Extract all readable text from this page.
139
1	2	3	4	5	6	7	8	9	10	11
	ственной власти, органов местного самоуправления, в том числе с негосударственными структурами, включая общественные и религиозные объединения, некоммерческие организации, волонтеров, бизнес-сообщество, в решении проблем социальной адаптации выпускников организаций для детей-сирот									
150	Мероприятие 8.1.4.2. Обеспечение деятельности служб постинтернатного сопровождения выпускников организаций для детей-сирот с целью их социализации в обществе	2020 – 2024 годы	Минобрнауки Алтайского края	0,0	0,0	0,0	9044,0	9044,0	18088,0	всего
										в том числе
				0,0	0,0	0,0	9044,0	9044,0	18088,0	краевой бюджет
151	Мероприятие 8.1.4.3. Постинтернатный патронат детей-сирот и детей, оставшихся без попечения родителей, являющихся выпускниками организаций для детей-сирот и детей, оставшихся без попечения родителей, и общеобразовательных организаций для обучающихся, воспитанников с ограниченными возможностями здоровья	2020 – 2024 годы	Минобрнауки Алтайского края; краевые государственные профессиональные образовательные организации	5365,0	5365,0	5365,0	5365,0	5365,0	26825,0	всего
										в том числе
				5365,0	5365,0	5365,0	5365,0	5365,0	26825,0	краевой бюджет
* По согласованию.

────

### Task statement:
Provide an exact reproduction of all the entries shown above.

### Written solution:
Extract all readable text from this page.
139
1	2	3	4	5	6	7	8	9	10	11
	ственной власти, органов местного самоуправления, в том числе с негосударственными структурами, включая общественные и религиозные объединения, некоммерческие организации, волонтеров, бизнес-сообщество, в решении проблем социальной адаптации выпускников организаций для детей-сирот									
150	Мероприятие 8.1.4.2. Обеспечение деятельности служб постинтернатного сопровождения выпускников организаций для детей-сирот с целью их социализации в обществе	2020 – 2024 годы	Минобрнауки Алтайского края	0,0	0,0	0,0	9044,0	9044,0	18088,0	всего
										в том числе
				0,0	0,0	0,0	9044,0	9044,0	18088,0	краевой бюджет
151	Мероприятие 8.1.4.3. Постинтернатный патронат детей-сирот и детей, оставшихся без попечения родителей, являющихся выпускниками организаций для детей-сирот и детей, оставшихся без попечения родителей, и общеобразовательных организаций для обучающихся, воспитанников с ограниченными возможностями здоровья	2020 – 2024 годы	Минобрнауки Алтайского края; краевые государственные профессиональные образовательные организации	5365,0	5365,0	5365,0	5365,0	5365,0	26825,0	всего
										в том числе
				5365,0	5365,0	5365,0	5365,0	5365,0	26825,0	краевой бюджет
* По согласованию.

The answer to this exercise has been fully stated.